---------- RECORDS PROVIDED

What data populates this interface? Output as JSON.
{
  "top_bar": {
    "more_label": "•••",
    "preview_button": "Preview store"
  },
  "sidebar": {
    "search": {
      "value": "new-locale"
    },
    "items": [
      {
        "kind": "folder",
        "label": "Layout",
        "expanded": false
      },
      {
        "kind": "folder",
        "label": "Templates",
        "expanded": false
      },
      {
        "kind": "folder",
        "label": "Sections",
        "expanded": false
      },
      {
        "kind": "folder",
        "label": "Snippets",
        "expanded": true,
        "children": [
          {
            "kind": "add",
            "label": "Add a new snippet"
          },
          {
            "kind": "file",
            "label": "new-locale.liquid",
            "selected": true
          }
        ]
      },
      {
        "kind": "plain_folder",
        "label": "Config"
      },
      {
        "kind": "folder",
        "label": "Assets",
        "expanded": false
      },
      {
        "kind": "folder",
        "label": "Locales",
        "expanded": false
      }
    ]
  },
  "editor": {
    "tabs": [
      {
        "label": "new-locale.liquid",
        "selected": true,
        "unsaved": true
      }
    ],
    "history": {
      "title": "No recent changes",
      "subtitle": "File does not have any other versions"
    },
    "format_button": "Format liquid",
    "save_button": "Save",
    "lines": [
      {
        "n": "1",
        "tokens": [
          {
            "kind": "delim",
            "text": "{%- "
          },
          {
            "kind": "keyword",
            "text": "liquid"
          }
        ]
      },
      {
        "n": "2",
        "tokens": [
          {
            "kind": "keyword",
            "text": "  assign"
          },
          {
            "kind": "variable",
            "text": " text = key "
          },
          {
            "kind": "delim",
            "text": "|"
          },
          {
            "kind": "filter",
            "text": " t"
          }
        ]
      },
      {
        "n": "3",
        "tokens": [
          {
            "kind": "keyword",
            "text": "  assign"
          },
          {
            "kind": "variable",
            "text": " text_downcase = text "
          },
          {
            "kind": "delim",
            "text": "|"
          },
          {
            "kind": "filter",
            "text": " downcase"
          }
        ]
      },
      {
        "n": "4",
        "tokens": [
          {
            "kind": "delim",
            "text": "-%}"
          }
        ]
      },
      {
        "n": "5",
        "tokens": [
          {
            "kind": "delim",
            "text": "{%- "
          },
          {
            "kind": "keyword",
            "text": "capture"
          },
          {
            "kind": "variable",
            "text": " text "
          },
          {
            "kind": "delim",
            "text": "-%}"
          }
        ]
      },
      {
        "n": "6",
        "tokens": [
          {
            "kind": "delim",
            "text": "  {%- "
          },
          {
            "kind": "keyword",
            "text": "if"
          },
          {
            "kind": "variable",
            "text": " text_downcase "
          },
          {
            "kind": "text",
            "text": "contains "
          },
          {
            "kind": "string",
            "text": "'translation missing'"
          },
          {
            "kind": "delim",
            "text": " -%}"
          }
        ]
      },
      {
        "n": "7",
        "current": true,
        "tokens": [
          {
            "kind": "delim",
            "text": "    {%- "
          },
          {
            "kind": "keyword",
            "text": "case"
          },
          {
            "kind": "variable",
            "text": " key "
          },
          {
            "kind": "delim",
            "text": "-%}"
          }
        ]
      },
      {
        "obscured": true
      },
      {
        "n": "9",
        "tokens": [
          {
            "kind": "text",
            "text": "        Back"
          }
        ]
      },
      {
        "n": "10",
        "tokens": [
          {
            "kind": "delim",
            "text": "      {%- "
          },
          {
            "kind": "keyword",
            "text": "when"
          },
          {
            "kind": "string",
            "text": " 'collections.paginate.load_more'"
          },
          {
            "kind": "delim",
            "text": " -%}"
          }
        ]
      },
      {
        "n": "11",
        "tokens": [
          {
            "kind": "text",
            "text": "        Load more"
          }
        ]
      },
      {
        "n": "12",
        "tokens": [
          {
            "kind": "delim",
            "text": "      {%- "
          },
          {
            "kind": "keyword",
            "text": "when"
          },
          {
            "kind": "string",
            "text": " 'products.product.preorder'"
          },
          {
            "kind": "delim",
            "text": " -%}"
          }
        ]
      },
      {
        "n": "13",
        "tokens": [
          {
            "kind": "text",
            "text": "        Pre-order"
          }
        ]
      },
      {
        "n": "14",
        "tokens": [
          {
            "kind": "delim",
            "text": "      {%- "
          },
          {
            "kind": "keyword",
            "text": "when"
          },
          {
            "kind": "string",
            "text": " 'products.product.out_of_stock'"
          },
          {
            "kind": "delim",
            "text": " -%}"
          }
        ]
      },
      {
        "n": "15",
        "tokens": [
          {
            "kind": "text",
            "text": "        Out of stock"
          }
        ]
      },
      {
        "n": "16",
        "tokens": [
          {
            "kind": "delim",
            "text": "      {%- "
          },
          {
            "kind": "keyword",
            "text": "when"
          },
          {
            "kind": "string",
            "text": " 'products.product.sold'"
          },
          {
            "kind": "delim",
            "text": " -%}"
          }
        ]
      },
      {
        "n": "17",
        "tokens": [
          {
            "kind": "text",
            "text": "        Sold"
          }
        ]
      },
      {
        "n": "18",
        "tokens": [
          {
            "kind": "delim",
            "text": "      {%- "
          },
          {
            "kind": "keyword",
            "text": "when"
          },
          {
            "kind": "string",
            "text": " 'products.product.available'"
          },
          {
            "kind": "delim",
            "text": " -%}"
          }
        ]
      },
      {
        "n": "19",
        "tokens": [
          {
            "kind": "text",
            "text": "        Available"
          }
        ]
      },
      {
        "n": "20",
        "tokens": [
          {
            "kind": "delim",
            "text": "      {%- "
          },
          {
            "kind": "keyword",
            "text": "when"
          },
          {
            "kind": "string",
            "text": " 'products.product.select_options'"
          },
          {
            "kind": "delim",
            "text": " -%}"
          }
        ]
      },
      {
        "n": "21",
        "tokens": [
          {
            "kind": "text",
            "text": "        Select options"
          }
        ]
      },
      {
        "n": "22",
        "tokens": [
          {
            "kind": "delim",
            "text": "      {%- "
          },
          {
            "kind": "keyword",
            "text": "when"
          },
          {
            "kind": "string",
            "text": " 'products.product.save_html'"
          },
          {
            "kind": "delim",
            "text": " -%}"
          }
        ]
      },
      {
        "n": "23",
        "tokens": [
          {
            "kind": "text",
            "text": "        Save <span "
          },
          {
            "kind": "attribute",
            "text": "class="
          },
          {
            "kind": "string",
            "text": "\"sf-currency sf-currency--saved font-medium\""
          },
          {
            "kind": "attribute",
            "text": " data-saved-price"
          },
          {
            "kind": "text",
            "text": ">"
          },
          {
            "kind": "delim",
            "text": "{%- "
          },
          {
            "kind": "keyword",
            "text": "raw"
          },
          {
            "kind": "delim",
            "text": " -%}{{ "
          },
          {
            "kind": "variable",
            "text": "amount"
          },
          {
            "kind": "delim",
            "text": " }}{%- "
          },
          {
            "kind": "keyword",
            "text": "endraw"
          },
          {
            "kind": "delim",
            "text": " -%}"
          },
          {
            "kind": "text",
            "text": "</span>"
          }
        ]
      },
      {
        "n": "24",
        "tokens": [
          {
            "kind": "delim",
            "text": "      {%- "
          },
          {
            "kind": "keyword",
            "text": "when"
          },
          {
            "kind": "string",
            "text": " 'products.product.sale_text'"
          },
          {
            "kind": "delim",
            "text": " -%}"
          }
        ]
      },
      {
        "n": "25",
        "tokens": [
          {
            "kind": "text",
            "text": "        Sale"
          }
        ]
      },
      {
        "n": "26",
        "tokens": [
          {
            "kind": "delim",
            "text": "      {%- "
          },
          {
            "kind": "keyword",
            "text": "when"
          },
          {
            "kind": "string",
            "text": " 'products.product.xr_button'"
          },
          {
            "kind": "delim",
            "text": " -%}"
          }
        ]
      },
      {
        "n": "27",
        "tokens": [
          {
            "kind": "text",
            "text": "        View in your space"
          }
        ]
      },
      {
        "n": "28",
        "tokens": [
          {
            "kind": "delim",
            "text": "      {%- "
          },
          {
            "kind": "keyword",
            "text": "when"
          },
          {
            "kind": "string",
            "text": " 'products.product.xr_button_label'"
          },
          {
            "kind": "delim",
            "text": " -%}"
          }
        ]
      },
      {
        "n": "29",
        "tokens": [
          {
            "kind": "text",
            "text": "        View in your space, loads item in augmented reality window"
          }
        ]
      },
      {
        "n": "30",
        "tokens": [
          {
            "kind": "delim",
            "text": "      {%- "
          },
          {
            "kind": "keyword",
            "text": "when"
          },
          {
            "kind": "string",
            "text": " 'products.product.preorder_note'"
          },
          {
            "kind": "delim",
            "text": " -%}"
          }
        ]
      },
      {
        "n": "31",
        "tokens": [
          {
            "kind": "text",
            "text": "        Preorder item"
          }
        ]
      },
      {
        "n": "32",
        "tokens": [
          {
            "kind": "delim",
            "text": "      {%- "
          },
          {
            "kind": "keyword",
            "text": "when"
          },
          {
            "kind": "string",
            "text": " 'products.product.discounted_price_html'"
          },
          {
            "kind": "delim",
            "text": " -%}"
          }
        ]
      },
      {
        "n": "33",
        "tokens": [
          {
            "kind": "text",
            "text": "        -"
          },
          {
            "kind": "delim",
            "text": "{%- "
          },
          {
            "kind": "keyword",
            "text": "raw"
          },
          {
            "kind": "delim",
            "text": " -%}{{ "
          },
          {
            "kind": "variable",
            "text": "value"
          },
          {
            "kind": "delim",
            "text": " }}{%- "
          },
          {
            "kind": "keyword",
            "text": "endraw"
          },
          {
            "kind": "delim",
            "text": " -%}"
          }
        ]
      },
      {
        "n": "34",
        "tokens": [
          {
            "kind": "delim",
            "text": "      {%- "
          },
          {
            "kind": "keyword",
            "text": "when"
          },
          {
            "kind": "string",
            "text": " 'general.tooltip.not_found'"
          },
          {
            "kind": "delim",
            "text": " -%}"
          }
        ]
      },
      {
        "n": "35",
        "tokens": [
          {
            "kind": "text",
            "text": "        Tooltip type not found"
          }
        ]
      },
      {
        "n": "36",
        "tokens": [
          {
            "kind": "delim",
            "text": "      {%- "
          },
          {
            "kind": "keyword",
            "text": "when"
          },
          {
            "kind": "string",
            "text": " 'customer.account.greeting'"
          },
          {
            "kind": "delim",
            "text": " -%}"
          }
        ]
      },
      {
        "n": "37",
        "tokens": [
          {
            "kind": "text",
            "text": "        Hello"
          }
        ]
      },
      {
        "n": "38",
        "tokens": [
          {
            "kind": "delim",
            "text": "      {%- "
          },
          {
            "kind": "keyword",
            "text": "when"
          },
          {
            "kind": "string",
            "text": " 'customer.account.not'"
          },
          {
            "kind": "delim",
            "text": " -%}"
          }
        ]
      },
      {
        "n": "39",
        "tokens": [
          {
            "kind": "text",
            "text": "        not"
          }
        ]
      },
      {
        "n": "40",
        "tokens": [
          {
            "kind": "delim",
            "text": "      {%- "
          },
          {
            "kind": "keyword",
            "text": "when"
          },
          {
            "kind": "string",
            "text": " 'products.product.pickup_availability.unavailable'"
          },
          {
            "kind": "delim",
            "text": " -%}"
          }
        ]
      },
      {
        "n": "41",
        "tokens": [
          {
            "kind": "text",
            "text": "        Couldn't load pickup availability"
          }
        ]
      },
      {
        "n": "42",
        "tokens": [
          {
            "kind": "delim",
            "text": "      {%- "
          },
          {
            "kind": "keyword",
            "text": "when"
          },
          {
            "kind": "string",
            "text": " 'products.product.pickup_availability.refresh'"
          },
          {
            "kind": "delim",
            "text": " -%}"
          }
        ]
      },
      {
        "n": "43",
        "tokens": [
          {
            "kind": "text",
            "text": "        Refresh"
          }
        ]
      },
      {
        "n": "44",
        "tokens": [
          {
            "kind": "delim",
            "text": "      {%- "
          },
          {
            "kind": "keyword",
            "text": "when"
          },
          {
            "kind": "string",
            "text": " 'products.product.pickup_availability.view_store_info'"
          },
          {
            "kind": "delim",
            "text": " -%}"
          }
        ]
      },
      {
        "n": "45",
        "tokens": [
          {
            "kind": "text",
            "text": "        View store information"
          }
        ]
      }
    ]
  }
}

--------------------

__TASK REQUIREMENTS__. Which lines in the records above contain the string "liquid"? Copy each one.

__ANSWER FOR THIS EXERCISE__.
            "label": "new-locale.liquid",
        "label": "new-locale.liquid",
    "format_button": "Format liquid",
            "text": "liquid"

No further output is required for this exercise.